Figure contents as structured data
--------------------------------------------------

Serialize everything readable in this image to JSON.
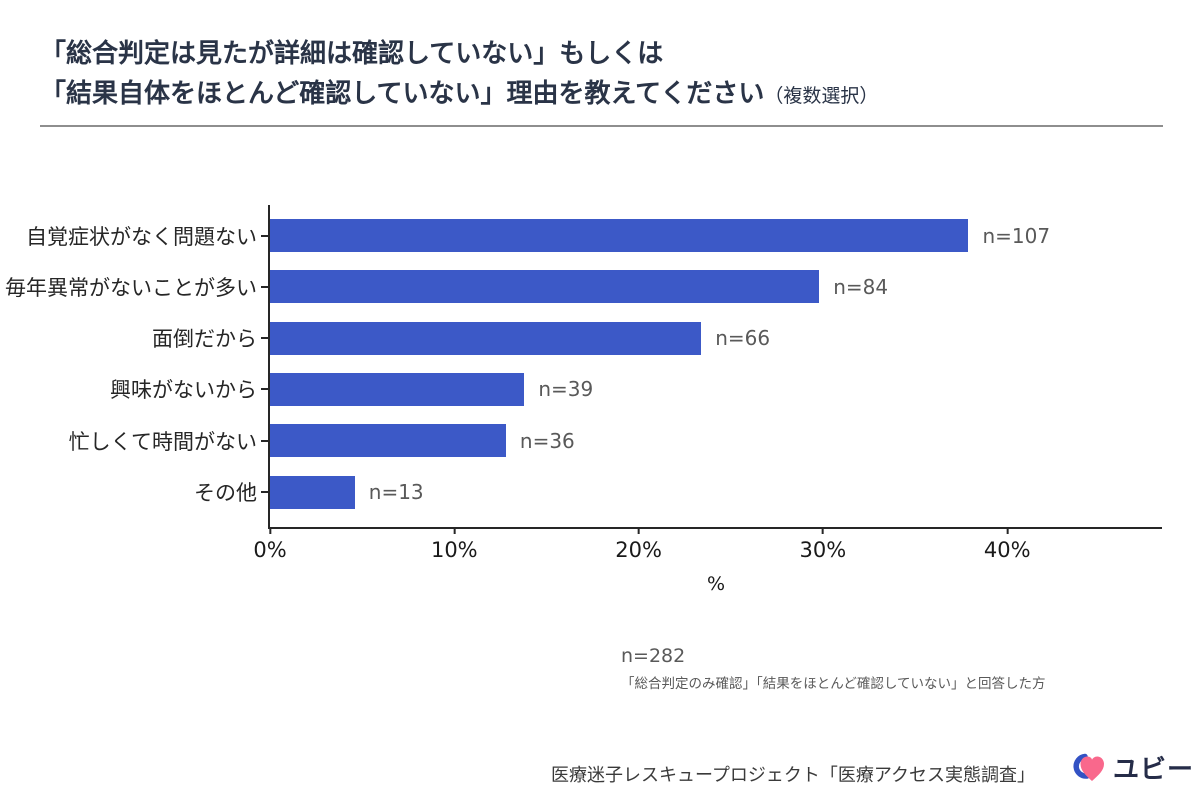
{
  "title": {
    "line1": "「総合判定は見たが詳細は確認していない」もしくは",
    "line2": "「結果自体をほとんど確認していない」理由を教えてください",
    "line2_suffix": "（複数選択）"
  },
  "chart_data": {
    "type": "bar",
    "orientation": "horizontal",
    "categories": [
      "自覚症状がなく問題ない",
      "毎年異常がないことが多い",
      "面倒だから",
      "興味がないから",
      "忙しくて時間がない",
      "その他"
    ],
    "values_n": [
      107,
      84,
      66,
      39,
      36,
      13
    ],
    "values_pct": [
      37.9,
      29.8,
      23.4,
      13.8,
      12.8,
      4.6
    ],
    "value_labels": [
      "n=107",
      "n=84",
      "n=66",
      "n=39",
      "n=36",
      "n=13"
    ],
    "total_n": 282,
    "xlabel": "%",
    "x_ticks": [
      "0%",
      "10%",
      "20%",
      "30%",
      "40%"
    ],
    "x_tick_values": [
      0,
      10,
      20,
      30,
      40
    ],
    "xlim": [
      0,
      48.4
    ],
    "bar_color": "#3C59C7",
    "axis_color": "#262626",
    "grid": false,
    "legend": "none"
  },
  "note": {
    "line1": "n=282",
    "line2": "「総合判定のみ確認」「結果をほとんど確認していない」と回答した方"
  },
  "footer": {
    "source": "医療迷子レスキュープロジェクト「医療アクセス実態調査」",
    "logo_text": "ユビー"
  },
  "colors": {
    "title": "#2A3447",
    "bar": "#3C59C7",
    "value_label": "#595959",
    "logo_pink": "#F9688C",
    "logo_blue": "#3352C4",
    "logo_navy": "#252C48"
  }
}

--------------------------------------------------

◆ **WRITTEN INSTRUCTION**
Copy each line in full and exactly, omitting any picture.

◆ **RESPONSE BELOW**
Serialize everything readable in this image to JSON.
{
  "title": {
    "line1": "「総合判定は見たが詳細は確認していない」もしくは",
    "line2": "「結果自体をほとんど確認していない」理由を教えてください",
    "line2_suffix": "（複数選択）"
  },
  "chart_data": {
    "type": "bar",
    "orientation": "horizontal",
    "categories": [
      "自覚症状がなく問題ない",
      "毎年異常がないことが多い",
      "面倒だから",
      "興味がないから",
      "忙しくて時間がない",
      "その他"
    ],
    "values_n": [
      107,
      84,
      66,
      39,
      36,
      13
    ],
    "values_pct": [
      37.9,
      29.8,
      23.4,
      13.8,
      12.8,
      4.6
    ],
    "value_labels": [
      "n=107",
      "n=84",
      "n=66",
      "n=39",
      "n=36",
      "n=13"
    ],
    "total_n": 282,
    "xlabel": "%",
    "x_ticks": [
      "0%",
      "10%",
      "20%",
      "30%",
      "40%"
    ],
    "x_tick_values": [
      0,
      10,
      20,
      30,
      40
    ],
    "xlim": [
      0,
      48.4
    ],
    "bar_color": "#3C59C7",
    "axis_color": "#262626",
    "grid": false,
    "legend": "none"
  },
  "note": {
    "line1": "n=282",
    "line2": "「総合判定のみ確認」「結果をほとんど確認していない」と回答した方"
  },
  "footer": {
    "source": "医療迷子レスキュープロジェクト「医療アクセス実態調査」",
    "logo_text": "ユビー"
  },
  "colors": {
    "title": "#2A3447",
    "bar": "#3C59C7",
    "value_label": "#595959",
    "logo_pink": "#F9688C",
    "logo_blue": "#3352C4",
    "logo_navy": "#252C48"
  }
}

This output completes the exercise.